▸ **Problem to solve**
Can you output the records below exactly as they are written?

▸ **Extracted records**
______________________________

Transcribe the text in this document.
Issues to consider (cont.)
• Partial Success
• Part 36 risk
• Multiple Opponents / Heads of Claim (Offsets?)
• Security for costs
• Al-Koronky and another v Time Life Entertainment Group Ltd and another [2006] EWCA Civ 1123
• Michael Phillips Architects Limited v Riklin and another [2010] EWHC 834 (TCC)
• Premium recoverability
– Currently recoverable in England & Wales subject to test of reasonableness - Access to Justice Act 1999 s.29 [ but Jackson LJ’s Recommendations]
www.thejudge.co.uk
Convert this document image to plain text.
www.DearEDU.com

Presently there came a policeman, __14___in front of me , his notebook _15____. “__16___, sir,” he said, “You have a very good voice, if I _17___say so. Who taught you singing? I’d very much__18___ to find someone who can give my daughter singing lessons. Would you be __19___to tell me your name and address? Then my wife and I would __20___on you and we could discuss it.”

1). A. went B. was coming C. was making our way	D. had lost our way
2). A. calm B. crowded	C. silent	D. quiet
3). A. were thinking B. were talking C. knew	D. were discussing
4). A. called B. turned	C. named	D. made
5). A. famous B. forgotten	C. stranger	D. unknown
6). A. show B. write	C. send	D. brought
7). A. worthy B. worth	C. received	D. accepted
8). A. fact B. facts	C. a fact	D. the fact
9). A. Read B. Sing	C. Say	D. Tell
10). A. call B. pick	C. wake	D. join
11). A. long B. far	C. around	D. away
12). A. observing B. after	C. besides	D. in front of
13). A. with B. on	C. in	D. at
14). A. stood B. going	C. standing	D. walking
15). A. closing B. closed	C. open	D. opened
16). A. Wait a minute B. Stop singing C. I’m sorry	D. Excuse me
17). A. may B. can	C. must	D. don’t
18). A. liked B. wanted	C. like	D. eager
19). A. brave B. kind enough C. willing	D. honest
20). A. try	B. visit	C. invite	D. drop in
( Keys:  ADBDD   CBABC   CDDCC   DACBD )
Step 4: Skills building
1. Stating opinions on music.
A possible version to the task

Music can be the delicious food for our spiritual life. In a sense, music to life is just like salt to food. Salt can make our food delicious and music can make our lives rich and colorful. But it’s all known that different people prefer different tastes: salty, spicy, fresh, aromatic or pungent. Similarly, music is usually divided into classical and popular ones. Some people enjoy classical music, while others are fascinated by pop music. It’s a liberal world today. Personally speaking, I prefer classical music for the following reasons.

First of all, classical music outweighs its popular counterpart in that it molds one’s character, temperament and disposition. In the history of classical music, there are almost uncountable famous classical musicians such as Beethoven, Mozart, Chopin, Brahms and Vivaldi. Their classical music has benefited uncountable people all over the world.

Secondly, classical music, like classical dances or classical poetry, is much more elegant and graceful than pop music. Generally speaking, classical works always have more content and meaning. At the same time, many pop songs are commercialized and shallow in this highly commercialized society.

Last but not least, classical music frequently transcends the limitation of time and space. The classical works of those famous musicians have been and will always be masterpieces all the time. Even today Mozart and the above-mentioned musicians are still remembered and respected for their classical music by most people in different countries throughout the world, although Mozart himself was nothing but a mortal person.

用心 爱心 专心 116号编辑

______________________________

▸ **Task solution**
Transcribe the text in this document.
Issues to consider (cont.)
• Partial Success
• Part 36 risk
• Multiple Opponents / Heads of Claim (Offsets?)
• Security for costs
• Al-Koronky and another v Time Life Entertainment Group Ltd and another [2006] EWCA Civ 1123
• Michael Phillips Architects Limited v Riklin and another [2010] EWHC 834 (TCC)
• Premium recoverability
– Currently recoverable in England & Wales subject to test of reasonableness - Access to Justice Act 1999 s.29 [ but Jackson LJ’s Recommendations]
www.thejudge.co.uk
Convert this document image to plain text.
www.DearEDU.com

Presently there came a policeman, __14___in front of me , his notebook _15____. “__16___, sir,” he said, “You have a very good voice, if I _17___say so. Who taught you singing? I’d very much__18___ to find someone who can give my daughter singing lessons. Would you be __19___to tell me your name and address? Then my wife and I would __20___on you and we could discuss it.”

1). A. went B. was coming C. was making our way	D. had lost our way
2). A. calm B. crowded	C. silent	D. quiet
3). A. were thinking B. were talking C. knew	D. were discussing
4). A. called B. turned	C. named	D. made
5). A. famous B. forgotten	C. stranger	D. unknown
6). A. show B. write	C. send	D. brought
7). A. worthy B. worth	C. received	D. accepted
8). A. fact B. facts	C. a fact	D. the fact
9). A. Read B. Sing	C. Say	D. Tell
10). A. call B. pick	C. wake	D. join
11). A. long B. far	C. around	D. away
12). A. observing B. after	C. besides	D. in front of
13). A. with B. on	C. in	D. at
14). A. stood B. going	C. standing	D. walking
15). A. closing B. closed	C. open	D. opened
16). A. Wait a minute B. Stop singing C. I’m sorry	D. Excuse me
17). A. may B. can	C. must	D. don’t
18). A. liked B. wanted	C. like	D. eager
19). A. brave B. kind enough C. willing	D. honest
20). A. try	B. visit	C. invite	D. drop in
( Keys:  ADBDD   CBABC   CDDCC   DACBD )
Step 4: Skills building
1. Stating opinions on music.
A possible version to the task

Music can be the delicious food for our spiritual life. In a sense, music to life is just like salt to food. Salt can make our food delicious and music can make our lives rich and colorful. But it’s all known that different people prefer different tastes: salty, spicy, fresh, aromatic or pungent. Similarly, music is usually divided into classical and popular ones. Some people enjoy classical music, while others are fascinated by pop music. It’s a liberal world today. Personally speaking, I prefer classical music for the following reasons.

First of all, classical music outweighs its popular counterpart in that it molds one’s character, temperament and disposition. In the history of classical music, there are almost uncountable famous classical musicians such as Beethoven, Mozart, Chopin, Brahms and Vivaldi. Their classical music has benefited uncountable people all over the world.

Secondly, classical music, like classical dances or classical poetry, is much more elegant and graceful than pop music. Generally speaking, classical works always have more content and meaning. At the same time, many pop songs are commercialized and shallow in this highly commercialized society.

Last but not least, classical music frequently transcends the limitation of time and space. The classical works of those famous musicians have been and will always be masterpieces all the time. Even today Mozart and the above-mentioned musicians are still remembered and respected for their classical music by most people in different countries throughout the world, although Mozart himself was nothing but a mortal person.

用心 爱心 专心 116号编辑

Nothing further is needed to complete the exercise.